■ Challenge
Report only the number of lines in this material that include the string "image".

Saved entries:
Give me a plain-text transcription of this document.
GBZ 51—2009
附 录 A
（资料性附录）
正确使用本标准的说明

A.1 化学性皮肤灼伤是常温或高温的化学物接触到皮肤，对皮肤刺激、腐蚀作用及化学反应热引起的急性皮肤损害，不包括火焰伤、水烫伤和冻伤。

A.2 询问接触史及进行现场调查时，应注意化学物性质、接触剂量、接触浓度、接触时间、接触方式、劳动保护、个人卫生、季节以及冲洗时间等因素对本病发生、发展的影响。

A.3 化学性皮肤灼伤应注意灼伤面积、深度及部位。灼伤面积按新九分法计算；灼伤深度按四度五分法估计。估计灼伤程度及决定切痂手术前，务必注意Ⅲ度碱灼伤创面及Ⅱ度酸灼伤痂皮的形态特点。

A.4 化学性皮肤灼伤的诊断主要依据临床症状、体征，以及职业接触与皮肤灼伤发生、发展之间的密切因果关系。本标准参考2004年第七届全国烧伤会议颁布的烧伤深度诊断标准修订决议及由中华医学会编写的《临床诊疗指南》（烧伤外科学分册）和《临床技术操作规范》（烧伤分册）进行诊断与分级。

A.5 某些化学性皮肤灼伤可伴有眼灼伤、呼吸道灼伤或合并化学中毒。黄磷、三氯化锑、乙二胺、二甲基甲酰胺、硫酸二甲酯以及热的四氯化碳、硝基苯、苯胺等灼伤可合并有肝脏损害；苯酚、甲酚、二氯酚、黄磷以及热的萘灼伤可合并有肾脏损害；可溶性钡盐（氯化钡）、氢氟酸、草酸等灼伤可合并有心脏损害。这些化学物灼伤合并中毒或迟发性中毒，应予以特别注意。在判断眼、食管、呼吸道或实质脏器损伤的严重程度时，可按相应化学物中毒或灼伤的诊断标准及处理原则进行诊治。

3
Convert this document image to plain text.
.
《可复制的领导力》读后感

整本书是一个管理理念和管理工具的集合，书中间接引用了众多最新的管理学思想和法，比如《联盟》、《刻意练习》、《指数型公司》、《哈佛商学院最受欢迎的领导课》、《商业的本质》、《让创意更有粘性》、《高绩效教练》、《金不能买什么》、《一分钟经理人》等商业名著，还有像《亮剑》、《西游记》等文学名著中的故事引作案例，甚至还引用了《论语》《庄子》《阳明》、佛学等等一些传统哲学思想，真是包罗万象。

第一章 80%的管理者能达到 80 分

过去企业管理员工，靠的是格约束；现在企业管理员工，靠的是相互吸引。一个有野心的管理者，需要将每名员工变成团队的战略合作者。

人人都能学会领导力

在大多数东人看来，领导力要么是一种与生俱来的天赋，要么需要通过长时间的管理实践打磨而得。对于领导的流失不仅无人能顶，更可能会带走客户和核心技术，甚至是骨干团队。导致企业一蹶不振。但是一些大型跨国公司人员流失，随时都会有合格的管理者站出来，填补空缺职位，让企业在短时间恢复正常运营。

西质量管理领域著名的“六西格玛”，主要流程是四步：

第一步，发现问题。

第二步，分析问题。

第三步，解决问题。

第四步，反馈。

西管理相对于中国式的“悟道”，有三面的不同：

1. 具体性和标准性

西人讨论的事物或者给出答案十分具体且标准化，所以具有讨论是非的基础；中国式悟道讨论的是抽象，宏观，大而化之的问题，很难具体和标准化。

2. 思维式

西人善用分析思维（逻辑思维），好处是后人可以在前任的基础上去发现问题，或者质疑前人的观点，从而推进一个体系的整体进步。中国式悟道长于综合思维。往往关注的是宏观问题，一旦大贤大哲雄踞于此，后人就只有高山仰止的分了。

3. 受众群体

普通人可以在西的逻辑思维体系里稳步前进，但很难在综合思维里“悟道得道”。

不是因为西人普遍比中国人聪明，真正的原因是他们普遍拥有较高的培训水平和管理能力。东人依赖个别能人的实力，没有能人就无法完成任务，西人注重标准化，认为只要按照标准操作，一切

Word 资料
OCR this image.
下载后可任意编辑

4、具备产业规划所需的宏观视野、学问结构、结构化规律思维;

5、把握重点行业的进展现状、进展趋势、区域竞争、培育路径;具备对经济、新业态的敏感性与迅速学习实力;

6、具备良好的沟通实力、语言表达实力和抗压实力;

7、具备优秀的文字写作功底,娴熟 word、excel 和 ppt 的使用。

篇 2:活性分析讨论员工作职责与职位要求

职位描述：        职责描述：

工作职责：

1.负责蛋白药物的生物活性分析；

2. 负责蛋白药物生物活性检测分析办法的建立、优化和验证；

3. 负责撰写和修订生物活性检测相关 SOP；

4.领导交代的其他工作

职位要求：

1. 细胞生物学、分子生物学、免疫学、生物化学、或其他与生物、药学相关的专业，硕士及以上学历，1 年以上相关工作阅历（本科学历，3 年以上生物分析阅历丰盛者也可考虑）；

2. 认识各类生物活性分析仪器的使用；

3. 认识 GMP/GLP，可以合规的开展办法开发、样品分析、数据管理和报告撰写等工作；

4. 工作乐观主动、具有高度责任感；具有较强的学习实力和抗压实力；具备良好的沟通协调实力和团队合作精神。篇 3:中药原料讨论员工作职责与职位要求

■ Solution
2